▶ [REQUIRED TASK]
Read the material below and count the lines holding the string "Look". Give that count with nothing added.

▶ [SOURCE MATERIAL]
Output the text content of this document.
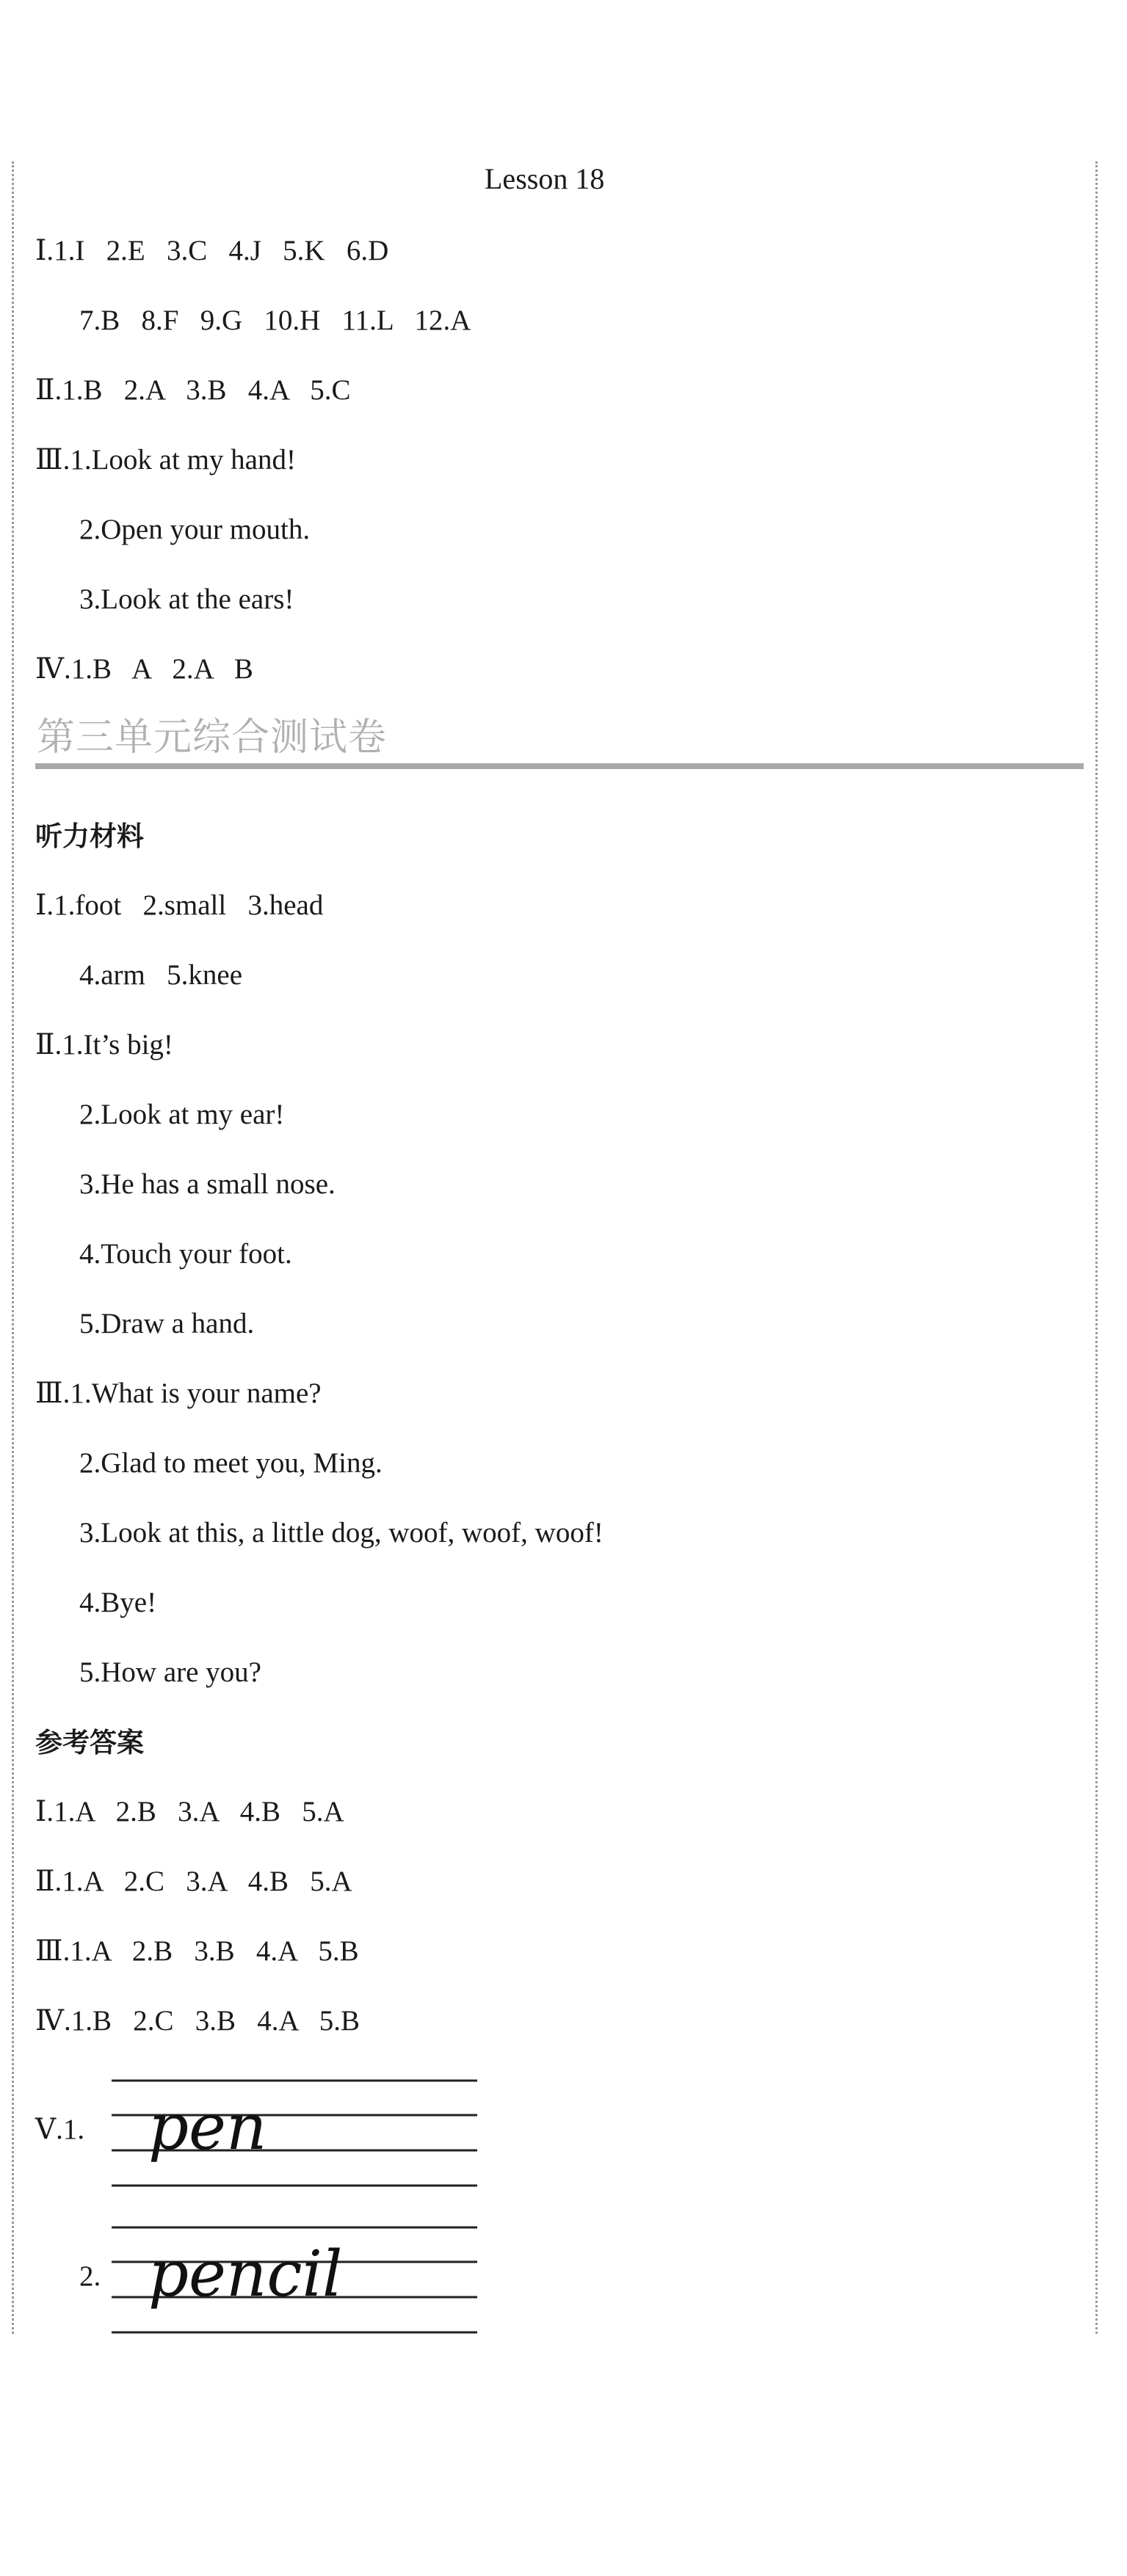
Lesson 18
Ⅰ.1.I   2.E   3.C   4.J   5.K   6.D
7.B   8.F   9.G   10.H   11.L   12.A
Ⅱ.1.B   2.A   3.B   4.A   5.C
Ⅲ.1.Look at my hand!
2.Open your mouth.
3.Look at the ears!
Ⅳ.1.B   A   2.A   B
第三单元综合测试卷
听力材料
Ⅰ.1.foot   2.small   3.head
4.arm   5.knee
Ⅱ.1.It’s big!
2.Look at my ear!
3.He has a small nose.
4.Touch your foot.
5.Draw a hand.
Ⅲ.1.What is your name?
2.Glad to meet you, Ming.
3.Look at this, a little dog, woof, woof, woof!
4.Bye!
5.How are you?
参考答案
Ⅰ.1.A   2.B   3.A   4.B   5.A
Ⅱ.1.A   2.C   3.A   4.B   5.A
Ⅲ.1.A   2.B   3.B   4.A   5.B
Ⅳ.1.B   2.C   3.B   4.A   5.B
Ⅴ.1. pen
2. pencil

▶ [SOLUTION FOR THIS EXERCISE]
4